Items from a dataset

_ _ _

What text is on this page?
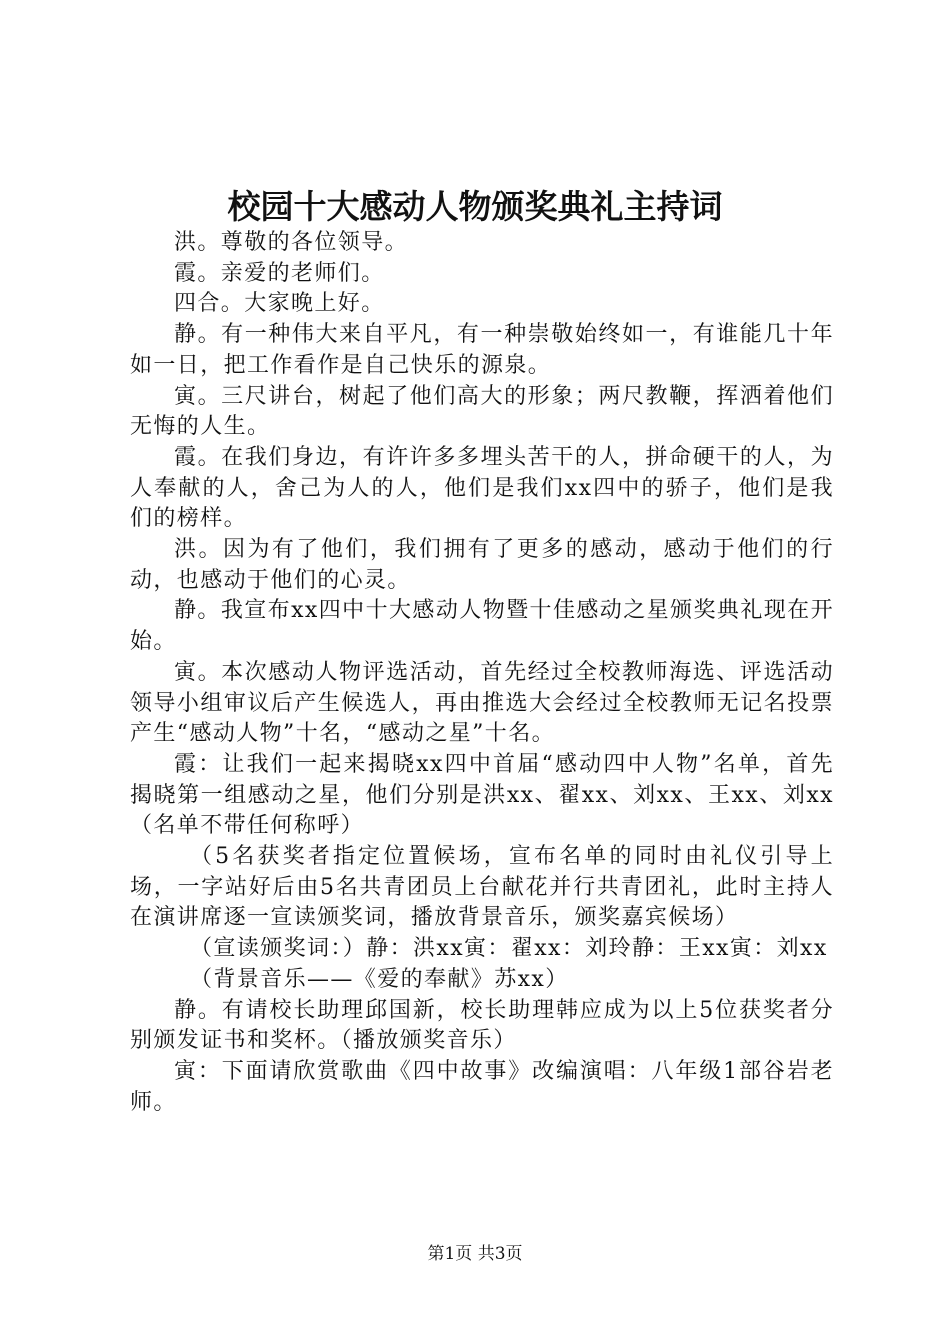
校园十大感动人物颁奖典礼主持词

洪。尊敬的各位领导。

霞。亲爱的老师们。

四合。大家晚上好。

静。有一种伟大来自平凡，有一种崇敬始终如一，有谁能几十年如一日，把工作看作是自己快乐的源泉。

寅。三尺讲台，树起了他们高大的形象；两尺教鞭，挥洒着他们无悔的人生。

霞。在我们身边，有许许多多埋头苦干的人，拼命硬干的人，为人奉献的人，舍己为人的人，他们是我们xx四中的骄子，他们是我们的榜样。

洪。因为有了他们，我们拥有了更多的感动，感动于他们的行动，也感动于他们的心灵。

静。我宣布xx四中十大感动人物暨十佳感动之星颁奖典礼现在开始。

寅。本次感动人物评选活动，首先经过全校教师海选、评选活动领导小组审议后产生候选人，再由推选大会经过全校教师无记名投票产生“感动人物”十名，“感动之星”十名。

霞：让我们一起来揭晓xx四中首届“感动四中人物”名单，首先揭晓第一组感动之星，他们分别是洪xx、翟xx、刘xx、王xx、刘xx（名单不带任何称呼）

（5名获奖者指定位置候场，宣布名单的同时由礼仪引导上场，一字站好后由5名共青团员上台献花并行共青团礼，此时主持人在演讲席逐一宣读颁奖词，播放背景音乐，颁奖嘉宾候场）

（宣读颁奖词：）静：洪xx寅：翟xx：刘玲静：王xx寅：刘xx

（背景音乐——《爱的奉献》苏xx）

静。有请校长助理邱国新，校长助理韩应成为以上5位获奖者分别颁发证书和奖杯。（播放颁奖音乐）

寅：下面请欣赏歌曲《四中故事》改编演唱：八年级1部谷岩老师。

第1页 共3页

_ _ _

- _Exercise_
Except for the pictures, copy the material above exactly.

- _Solution for this exercise_
What text is on this page?
校园十大感动人物颁奖典礼主持词

洪。尊敬的各位领导。

霞。亲爱的老师们。

四合。大家晚上好。

静。有一种伟大来自平凡，有一种崇敬始终如一，有谁能几十年如一日，把工作看作是自己快乐的源泉。

寅。三尺讲台，树起了他们高大的形象；两尺教鞭，挥洒着他们无悔的人生。

霞。在我们身边，有许许多多埋头苦干的人，拼命硬干的人，为人奉献的人，舍己为人的人，他们是我们xx四中的骄子，他们是我们的榜样。

洪。因为有了他们，我们拥有了更多的感动，感动于他们的行动，也感动于他们的心灵。

静。我宣布xx四中十大感动人物暨十佳感动之星颁奖典礼现在开始。

寅。本次感动人物评选活动，首先经过全校教师海选、评选活动领导小组审议后产生候选人，再由推选大会经过全校教师无记名投票产生“感动人物”十名，“感动之星”十名。

霞：让我们一起来揭晓xx四中首届“感动四中人物”名单，首先揭晓第一组感动之星，他们分别是洪xx、翟xx、刘xx、王xx、刘xx（名单不带任何称呼）

（5名获奖者指定位置候场，宣布名单的同时由礼仪引导上场，一字站好后由5名共青团员上台献花并行共青团礼，此时主持人在演讲席逐一宣读颁奖词，播放背景音乐，颁奖嘉宾候场）

（宣读颁奖词：）静：洪xx寅：翟xx：刘玲静：王xx寅：刘xx

（背景音乐——《爱的奉献》苏xx）

静。有请校长助理邱国新，校长助理韩应成为以上5位获奖者分别颁发证书和奖杯。（播放颁奖音乐）

寅：下面请欣赏歌曲《四中故事》改编演唱：八年级1部谷岩老师。

第1页 共3页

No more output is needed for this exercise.